*Reading passage*.
Students at Ohio State Newark can complete some bachelor's degree programs and master's degrees in Newark. For other Ohio State degree programs, students can complete many of the course requirements in Newark and then transfer to the main campus in Columbus, Ohio. The Fisher College of Business gives juniors and seniors the option of taking classes online or during the evening.

==Athletics==
Intramural sports provide an opportunity for students to participate on a team and compete with other students. Adena Hall serves as an athletic facility for campus events. The Adena Recreation Center is available for a variety of recreational activities. Adena Hall is open throughout the day and evening for recreational use by students, faculty, and staff of the Newark Campus. Participants can spend their free time enjoying basketball, volleyball, weight training, walking, and jogging. Basketball, soccer, flag football, and walking trails.

==Student life==

The Division of Student Life operates the offices of Student Activities, Multicultural Affairs, Career Services, Disability Services, Counseling Services, University Housing, Intramurals and Recreation, and Campus Dining Services

===Student governments===

The Student Government of the Newark Campus was founded in 2000. It was established to work on behalf of the student population on the Newark Campus. Meeting with campus administration, hosting campus-wide events and activities, and working with faculty to help the students at OSU-Newark and COTC achieve the best college experience while on campus.

*Data extract*.
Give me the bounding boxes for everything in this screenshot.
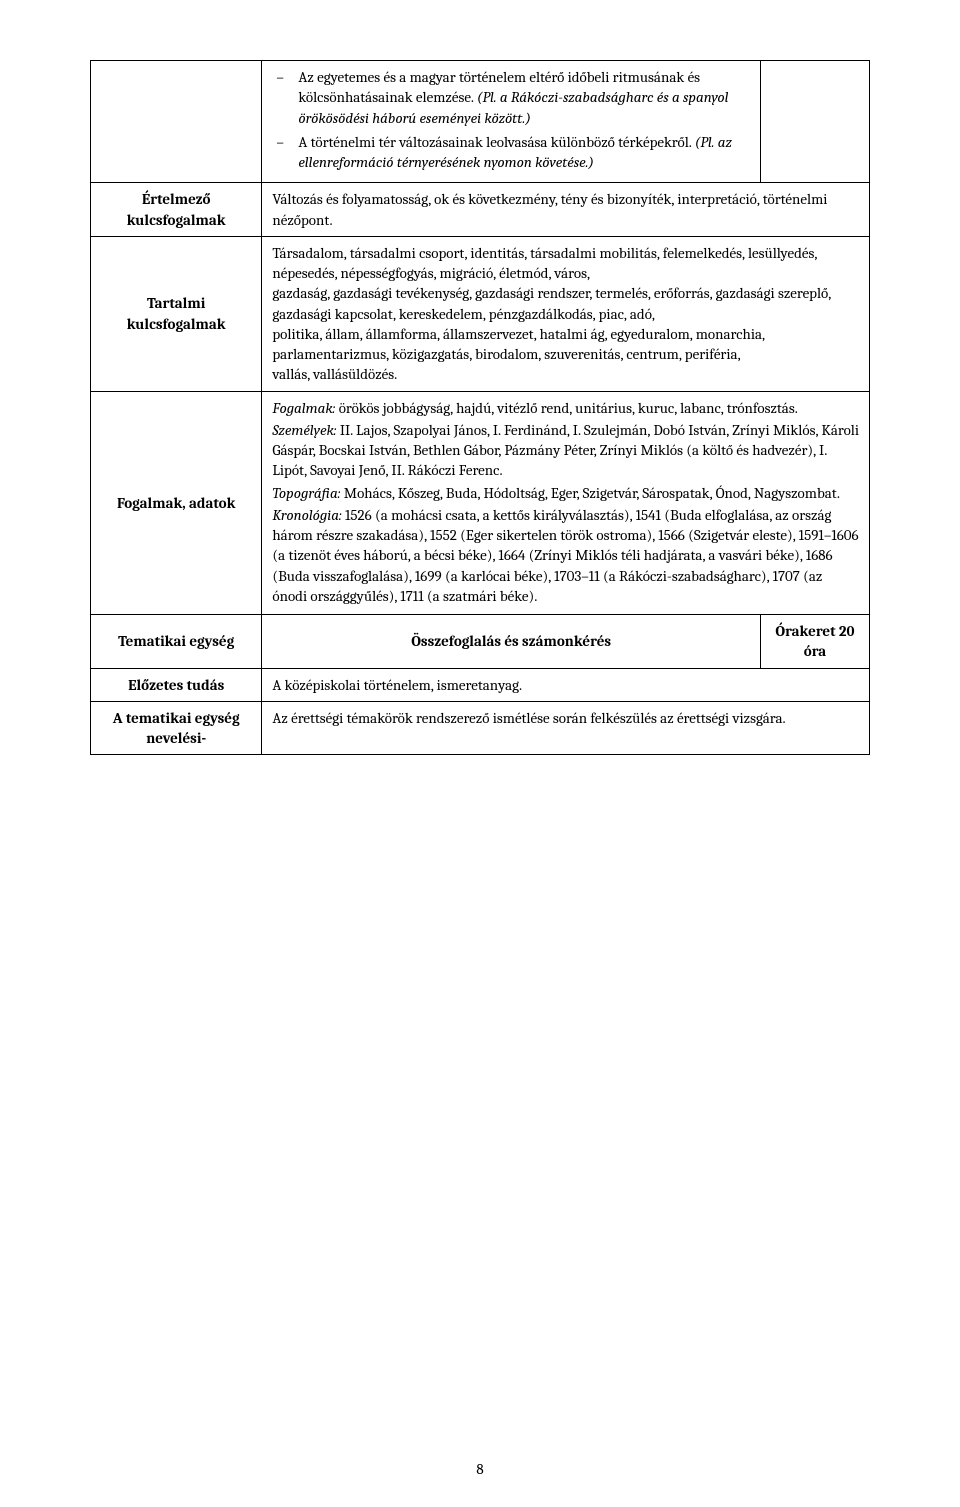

*Directions*. Could you carry on the passage about Ohio State Newark from where it stops?

*Exercise output*.
===Student activities boards===

The Newark Campus Activities Board coordinates and produces activities and events on campus for students, faculty, and staff. The board is made up of students from both Ohio State Newark and COTC. The Newark Residence Hall Activities Board coordinates and produces activities and events for campus students in the Residence Halls. The Student Cultural Council produces and coordinates activities and events on campus dedicated to understanding different cultures, customs, and countries around the world.